═══ Extracted information ═══

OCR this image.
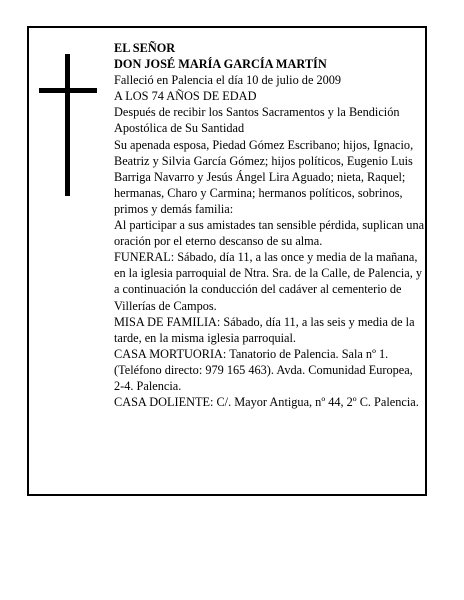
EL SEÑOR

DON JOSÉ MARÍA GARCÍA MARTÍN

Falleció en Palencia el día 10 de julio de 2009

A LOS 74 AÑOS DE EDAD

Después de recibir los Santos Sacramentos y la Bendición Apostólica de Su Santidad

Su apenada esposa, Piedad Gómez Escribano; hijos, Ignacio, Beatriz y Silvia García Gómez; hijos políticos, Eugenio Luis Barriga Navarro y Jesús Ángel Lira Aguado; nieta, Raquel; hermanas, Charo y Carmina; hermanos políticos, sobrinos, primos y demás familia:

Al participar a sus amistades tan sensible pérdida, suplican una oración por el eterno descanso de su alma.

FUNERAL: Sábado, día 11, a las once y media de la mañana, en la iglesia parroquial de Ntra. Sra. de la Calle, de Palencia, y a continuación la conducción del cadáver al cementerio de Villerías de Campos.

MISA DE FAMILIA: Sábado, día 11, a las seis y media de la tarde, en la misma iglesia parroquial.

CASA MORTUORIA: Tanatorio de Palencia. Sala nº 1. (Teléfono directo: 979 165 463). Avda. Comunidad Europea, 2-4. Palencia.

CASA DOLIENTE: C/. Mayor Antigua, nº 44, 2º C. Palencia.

═══

(Problem details) Omit the pictures, then output the rest of the listing exactly.

(Response to this task)
OCR this image.
EL SEÑOR

DON JOSÉ MARÍA GARCÍA MARTÍN

Falleció en Palencia el día 10 de julio de 2009

A LOS 74 AÑOS DE EDAD

Después de recibir los Santos Sacramentos y la Bendición Apostólica de Su Santidad

Su apenada esposa, Piedad Gómez Escribano; hijos, Ignacio, Beatriz y Silvia García Gómez; hijos políticos, Eugenio Luis Barriga Navarro y Jesús Ángel Lira Aguado; nieta, Raquel; hermanas, Charo y Carmina; hermanos políticos, sobrinos, primos y demás familia:

Al participar a sus amistades tan sensible pérdida, suplican una oración por el eterno descanso de su alma.

FUNERAL: Sábado, día 11, a las once y media de la mañana, en la iglesia parroquial de Ntra. Sra. de la Calle, de Palencia, y a continuación la conducción del cadáver al cementerio de Villerías de Campos.

MISA DE FAMILIA: Sábado, día 11, a las seis y media de la tarde, en la misma iglesia parroquial.

CASA MORTUORIA: Tanatorio de Palencia. Sala nº 1. (Teléfono directo: 979 165 463). Avda. Comunidad Europea, 2-4. Palencia.

CASA DOLIENTE: C/. Mayor Antigua, nº 44, 2º C. Palencia.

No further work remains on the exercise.